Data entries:
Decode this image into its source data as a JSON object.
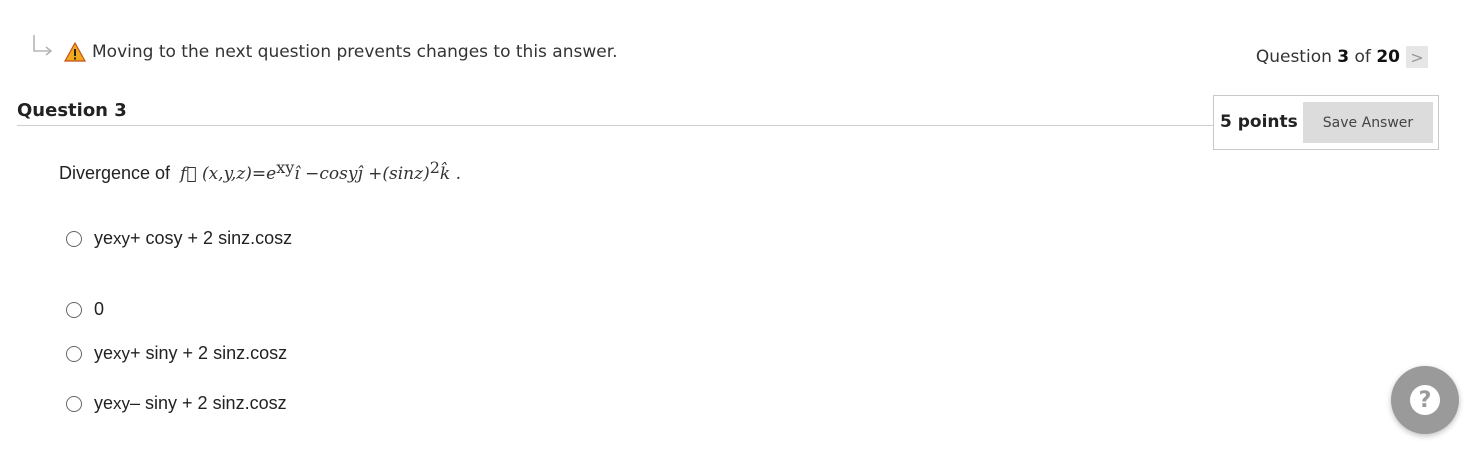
{
  "notice": {
    "text": "Moving to the next question prevents changes to this answer.",
    "icon": "warning-icon",
    "warning_color": "#e8a317"
  },
  "nav": {
    "prefix": "Question",
    "current": "3",
    "of": "of",
    "total": "20",
    "next_symbol": ">"
  },
  "question": {
    "title": "Question 3",
    "points": "5 points",
    "save_label": "Save Answer",
    "prompt_label": "Divergence of",
    "formula_main": "f⃗ (x,y,z)=e",
    "formula_exp": "xy",
    "formula_mid": "î −cosyĵ +(sinz)",
    "formula_exp2": "2",
    "formula_end": "k̂ ."
  },
  "options": [
    {
      "base": "ye",
      "exp": "xy",
      "rest": "+ cosy + 2 sinz.cosz"
    },
    {
      "base": "0",
      "exp": "",
      "rest": ""
    },
    {
      "base": "ye",
      "exp": "xy",
      "rest": "+ siny + 2 sinz.cosz"
    },
    {
      "base": "ye",
      "exp": "xy",
      "rest": "– siny + 2 sinz.cosz"
    }
  ],
  "help": {
    "symbol": "?"
  }
}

● Goal
Set down the records in full and exactly. Do not carry over any image.

● Solution to the exercise
Decode this image into its source data as a JSON object.
{
  "notice": {
    "text": "Moving to the next question prevents changes to this answer.",
    "icon": "warning-icon",
    "warning_color": "#e8a317"
  },
  "nav": {
    "prefix": "Question",
    "current": "3",
    "of": "of",
    "total": "20",
    "next_symbol": ">"
  },
  "question": {
    "title": "Question 3",
    "points": "5 points",
    "save_label": "Save Answer",
    "prompt_label": "Divergence of",
    "formula_main": "f⃗ (x,y,z)=e",
    "formula_exp": "xy",
    "formula_mid": "î −cosyĵ +(sinz)",
    "formula_exp2": "2",
    "formula_end": "k̂ ."
  },
  "options": [
    {
      "base": "ye",
      "exp": "xy",
      "rest": "+ cosy + 2 sinz.cosz"
    },
    {
      "base": "0",
      "exp": "",
      "rest": ""
    },
    {
      "base": "ye",
      "exp": "xy",
      "rest": "+ siny + 2 sinz.cosz"
    },
    {
      "base": "ye",
      "exp": "xy",
      "rest": "– siny + 2 sinz.cosz"
    }
  ],
  "help": {
    "symbol": "?"
  }
}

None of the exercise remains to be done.